Problem requirements:
Pick out the lines in the listing below that contain the word "screenshot" and copy them.

#### Records shown ####

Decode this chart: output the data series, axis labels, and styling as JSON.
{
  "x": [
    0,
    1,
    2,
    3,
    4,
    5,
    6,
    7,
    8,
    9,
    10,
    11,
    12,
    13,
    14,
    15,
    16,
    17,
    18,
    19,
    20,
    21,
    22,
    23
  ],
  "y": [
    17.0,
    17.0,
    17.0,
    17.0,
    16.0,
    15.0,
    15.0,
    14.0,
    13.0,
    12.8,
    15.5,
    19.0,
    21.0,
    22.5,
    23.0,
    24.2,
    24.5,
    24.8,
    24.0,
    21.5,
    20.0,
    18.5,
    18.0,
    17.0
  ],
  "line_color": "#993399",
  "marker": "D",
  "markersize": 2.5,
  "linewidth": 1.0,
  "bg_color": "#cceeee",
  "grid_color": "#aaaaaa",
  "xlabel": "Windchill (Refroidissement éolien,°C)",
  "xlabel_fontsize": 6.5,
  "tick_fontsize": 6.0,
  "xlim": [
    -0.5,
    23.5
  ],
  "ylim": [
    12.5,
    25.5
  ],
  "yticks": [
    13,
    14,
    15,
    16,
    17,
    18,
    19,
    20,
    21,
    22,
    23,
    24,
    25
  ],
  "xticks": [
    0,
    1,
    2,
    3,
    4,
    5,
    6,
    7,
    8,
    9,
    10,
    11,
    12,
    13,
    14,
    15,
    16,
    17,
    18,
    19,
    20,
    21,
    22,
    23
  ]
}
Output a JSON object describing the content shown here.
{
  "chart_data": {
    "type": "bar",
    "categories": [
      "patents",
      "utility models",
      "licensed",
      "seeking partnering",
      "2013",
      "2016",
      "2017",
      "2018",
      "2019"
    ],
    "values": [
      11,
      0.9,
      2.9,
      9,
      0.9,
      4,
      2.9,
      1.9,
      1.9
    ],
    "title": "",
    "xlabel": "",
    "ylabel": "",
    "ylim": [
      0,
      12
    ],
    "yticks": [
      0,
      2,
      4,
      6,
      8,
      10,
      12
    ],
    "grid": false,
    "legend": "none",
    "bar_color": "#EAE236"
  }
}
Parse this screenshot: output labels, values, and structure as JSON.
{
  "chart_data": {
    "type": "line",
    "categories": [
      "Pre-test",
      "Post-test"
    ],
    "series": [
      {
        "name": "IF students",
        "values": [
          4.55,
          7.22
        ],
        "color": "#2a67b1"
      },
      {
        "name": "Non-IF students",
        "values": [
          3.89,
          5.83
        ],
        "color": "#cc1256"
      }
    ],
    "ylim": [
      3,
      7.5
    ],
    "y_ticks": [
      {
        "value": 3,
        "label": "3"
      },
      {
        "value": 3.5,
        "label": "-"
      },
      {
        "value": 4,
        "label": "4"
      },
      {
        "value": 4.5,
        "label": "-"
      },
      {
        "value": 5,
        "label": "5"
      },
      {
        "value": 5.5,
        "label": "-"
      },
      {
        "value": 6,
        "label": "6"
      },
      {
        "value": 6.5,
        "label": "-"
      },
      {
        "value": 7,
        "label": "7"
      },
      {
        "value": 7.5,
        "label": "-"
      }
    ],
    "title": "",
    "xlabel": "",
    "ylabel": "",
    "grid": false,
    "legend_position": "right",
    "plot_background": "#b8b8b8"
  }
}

####
#### Records shown ####

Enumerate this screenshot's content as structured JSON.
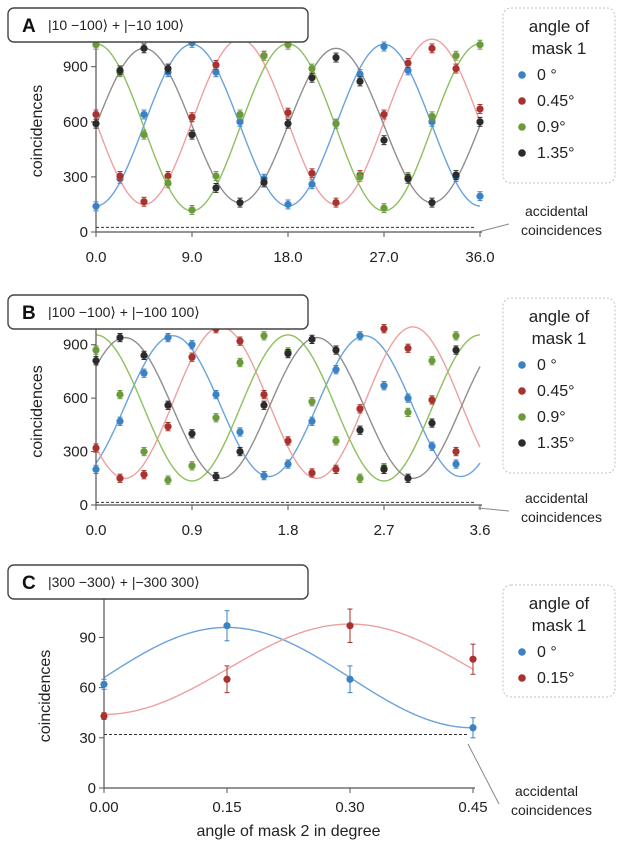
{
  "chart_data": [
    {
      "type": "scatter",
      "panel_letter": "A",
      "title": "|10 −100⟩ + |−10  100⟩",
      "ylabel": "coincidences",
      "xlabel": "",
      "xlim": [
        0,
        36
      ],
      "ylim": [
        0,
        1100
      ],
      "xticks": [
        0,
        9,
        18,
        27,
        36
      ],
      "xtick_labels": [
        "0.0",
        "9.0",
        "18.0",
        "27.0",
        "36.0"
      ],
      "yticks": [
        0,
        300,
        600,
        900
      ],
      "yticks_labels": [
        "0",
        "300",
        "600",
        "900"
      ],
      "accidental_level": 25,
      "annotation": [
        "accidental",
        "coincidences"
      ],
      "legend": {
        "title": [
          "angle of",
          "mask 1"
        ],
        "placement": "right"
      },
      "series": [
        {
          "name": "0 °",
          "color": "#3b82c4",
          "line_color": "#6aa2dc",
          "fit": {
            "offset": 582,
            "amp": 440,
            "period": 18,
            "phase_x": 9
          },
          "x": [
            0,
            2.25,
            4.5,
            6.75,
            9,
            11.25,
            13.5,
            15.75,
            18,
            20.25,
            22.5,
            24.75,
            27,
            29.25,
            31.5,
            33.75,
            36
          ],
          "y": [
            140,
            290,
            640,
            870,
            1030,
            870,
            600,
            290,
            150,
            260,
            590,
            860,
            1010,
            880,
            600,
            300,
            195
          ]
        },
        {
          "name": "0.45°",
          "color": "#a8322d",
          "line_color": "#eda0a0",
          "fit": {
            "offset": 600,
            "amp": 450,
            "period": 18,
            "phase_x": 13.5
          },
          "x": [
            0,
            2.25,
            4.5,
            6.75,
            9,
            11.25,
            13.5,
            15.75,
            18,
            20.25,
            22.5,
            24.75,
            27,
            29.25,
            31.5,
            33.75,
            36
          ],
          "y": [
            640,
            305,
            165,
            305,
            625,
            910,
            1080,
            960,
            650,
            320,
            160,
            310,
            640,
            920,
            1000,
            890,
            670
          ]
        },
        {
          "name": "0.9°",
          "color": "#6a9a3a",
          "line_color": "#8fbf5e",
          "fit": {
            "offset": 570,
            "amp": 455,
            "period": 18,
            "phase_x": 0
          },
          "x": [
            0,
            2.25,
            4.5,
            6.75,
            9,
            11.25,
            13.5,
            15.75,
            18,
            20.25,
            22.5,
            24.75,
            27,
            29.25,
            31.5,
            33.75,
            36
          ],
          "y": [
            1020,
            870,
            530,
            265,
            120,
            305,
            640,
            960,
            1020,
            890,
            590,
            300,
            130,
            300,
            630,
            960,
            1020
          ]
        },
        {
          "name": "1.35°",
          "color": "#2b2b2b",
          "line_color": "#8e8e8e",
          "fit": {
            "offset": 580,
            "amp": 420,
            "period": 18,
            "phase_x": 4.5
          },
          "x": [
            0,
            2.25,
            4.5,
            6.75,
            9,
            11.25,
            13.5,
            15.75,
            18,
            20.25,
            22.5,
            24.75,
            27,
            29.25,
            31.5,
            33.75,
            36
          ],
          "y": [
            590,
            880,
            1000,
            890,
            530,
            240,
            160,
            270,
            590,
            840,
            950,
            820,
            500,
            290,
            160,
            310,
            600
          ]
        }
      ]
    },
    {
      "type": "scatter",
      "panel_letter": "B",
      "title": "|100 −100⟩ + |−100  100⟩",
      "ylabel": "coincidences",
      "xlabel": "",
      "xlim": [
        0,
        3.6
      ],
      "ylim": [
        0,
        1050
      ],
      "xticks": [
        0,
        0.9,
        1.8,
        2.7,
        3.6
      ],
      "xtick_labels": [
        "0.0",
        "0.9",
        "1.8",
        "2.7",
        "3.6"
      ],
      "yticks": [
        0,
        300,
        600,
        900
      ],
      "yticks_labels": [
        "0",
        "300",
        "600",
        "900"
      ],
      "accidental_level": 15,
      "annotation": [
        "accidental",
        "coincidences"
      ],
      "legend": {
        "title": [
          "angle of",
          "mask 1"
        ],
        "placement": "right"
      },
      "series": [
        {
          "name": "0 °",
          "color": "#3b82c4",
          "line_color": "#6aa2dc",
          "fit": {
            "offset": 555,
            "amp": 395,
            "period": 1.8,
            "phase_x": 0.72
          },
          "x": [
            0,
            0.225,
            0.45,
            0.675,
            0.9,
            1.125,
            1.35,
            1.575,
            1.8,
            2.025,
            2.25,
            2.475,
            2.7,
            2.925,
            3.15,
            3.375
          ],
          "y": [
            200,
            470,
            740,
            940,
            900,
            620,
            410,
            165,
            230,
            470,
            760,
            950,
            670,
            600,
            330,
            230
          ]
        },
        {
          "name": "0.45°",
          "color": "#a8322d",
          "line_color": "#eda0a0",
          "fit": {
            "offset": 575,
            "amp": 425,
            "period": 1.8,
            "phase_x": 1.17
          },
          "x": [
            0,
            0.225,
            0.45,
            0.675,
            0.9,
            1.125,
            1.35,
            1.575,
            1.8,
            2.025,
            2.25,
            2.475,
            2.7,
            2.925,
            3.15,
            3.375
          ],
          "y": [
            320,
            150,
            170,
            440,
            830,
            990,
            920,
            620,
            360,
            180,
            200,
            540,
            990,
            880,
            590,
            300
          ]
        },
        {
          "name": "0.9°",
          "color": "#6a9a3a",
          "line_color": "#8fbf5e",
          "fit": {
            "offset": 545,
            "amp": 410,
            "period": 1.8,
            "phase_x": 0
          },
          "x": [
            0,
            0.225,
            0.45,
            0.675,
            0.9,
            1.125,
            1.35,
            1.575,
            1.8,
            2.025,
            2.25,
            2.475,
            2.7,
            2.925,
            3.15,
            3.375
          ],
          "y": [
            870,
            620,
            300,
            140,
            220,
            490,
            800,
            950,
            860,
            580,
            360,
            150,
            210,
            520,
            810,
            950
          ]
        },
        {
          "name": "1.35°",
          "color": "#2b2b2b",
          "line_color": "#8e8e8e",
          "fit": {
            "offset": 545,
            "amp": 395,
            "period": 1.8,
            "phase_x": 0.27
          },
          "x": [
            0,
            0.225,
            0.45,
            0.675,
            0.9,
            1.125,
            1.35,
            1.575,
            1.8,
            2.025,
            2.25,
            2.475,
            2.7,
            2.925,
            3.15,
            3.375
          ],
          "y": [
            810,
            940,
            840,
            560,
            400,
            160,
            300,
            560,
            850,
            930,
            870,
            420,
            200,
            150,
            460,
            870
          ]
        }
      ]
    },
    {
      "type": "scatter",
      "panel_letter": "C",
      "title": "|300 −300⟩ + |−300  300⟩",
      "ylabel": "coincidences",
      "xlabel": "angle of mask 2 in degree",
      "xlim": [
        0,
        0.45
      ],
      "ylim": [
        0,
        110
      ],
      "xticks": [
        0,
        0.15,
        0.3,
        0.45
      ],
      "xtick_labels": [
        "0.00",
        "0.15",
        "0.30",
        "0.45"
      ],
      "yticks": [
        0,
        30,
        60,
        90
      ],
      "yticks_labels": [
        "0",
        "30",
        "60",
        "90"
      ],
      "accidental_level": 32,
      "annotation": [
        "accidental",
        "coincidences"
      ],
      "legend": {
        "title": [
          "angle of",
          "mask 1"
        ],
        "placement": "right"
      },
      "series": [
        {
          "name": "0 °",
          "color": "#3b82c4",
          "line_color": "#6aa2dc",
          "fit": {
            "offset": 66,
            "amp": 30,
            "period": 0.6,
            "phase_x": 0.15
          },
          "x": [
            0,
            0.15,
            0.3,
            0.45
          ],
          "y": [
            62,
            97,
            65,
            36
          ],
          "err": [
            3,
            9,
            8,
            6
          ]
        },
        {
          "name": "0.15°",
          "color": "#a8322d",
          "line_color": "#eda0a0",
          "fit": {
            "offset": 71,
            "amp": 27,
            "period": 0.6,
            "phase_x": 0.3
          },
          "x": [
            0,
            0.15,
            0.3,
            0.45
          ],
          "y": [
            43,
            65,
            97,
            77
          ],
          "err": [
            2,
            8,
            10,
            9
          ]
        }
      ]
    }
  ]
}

####

Problem solution:
Parse this screenshot: output labels, values, and structure as JSON.
Enumerate this screenshot's content as structured JSON.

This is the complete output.